WRITTEN REQUEST: Return only the number of lines that hold "underlying".

RECORDS FOR PROCESSING:
--------------------------------------------------

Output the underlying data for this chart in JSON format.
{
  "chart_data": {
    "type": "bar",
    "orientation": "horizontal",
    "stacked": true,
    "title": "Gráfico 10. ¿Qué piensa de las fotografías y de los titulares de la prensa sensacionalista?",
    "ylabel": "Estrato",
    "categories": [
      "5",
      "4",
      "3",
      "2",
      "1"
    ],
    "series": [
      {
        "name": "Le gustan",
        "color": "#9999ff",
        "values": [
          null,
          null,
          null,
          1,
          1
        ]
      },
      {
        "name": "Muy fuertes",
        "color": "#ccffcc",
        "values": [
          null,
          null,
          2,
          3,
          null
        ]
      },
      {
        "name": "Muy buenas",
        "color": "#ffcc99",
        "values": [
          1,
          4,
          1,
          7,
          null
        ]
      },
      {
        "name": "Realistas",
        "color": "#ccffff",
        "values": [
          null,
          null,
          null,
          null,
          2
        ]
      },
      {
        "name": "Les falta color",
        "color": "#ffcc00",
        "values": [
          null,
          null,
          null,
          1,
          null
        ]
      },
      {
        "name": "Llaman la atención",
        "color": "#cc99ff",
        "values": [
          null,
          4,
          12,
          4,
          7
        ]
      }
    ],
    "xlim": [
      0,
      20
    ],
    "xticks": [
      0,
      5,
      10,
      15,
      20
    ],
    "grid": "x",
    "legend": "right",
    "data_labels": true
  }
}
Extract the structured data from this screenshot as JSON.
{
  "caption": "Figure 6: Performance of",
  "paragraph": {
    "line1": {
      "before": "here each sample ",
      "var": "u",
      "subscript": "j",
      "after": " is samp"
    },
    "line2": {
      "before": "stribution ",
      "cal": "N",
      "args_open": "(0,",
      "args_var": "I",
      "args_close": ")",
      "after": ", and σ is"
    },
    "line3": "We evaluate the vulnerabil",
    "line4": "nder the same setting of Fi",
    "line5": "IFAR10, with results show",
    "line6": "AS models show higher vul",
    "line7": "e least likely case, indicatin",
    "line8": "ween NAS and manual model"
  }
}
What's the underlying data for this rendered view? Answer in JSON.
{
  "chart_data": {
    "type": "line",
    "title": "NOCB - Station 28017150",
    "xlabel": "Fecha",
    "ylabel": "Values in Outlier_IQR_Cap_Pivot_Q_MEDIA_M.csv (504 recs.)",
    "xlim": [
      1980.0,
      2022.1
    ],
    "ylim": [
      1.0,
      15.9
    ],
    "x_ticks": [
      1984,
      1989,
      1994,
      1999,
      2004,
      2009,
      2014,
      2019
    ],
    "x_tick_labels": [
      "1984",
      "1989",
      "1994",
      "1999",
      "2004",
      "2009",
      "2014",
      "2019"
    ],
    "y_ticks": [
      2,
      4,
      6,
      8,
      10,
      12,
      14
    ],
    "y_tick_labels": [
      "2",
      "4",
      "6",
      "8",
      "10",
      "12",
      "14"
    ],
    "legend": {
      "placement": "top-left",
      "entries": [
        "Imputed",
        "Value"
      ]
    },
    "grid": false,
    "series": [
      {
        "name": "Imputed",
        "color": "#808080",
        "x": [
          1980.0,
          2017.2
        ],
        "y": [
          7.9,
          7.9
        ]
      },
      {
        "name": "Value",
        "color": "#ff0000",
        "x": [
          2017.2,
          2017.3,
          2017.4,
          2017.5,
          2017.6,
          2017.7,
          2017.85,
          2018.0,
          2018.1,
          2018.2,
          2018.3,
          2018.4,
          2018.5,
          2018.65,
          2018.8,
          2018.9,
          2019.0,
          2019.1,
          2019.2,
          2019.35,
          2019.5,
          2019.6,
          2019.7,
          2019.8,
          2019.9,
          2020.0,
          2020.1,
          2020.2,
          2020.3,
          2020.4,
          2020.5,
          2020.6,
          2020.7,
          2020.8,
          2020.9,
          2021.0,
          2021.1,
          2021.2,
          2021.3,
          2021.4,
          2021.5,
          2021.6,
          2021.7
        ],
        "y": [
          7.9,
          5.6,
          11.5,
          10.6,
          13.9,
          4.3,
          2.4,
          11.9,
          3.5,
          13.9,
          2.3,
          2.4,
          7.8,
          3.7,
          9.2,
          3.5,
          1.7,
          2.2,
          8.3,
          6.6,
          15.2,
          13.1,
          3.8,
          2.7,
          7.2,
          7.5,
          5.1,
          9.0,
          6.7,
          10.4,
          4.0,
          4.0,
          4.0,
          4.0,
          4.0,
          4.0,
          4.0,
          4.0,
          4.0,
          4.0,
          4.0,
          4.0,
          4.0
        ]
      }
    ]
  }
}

--------------------------------------------------

SOLUTION TO THIS PROBLEM: 2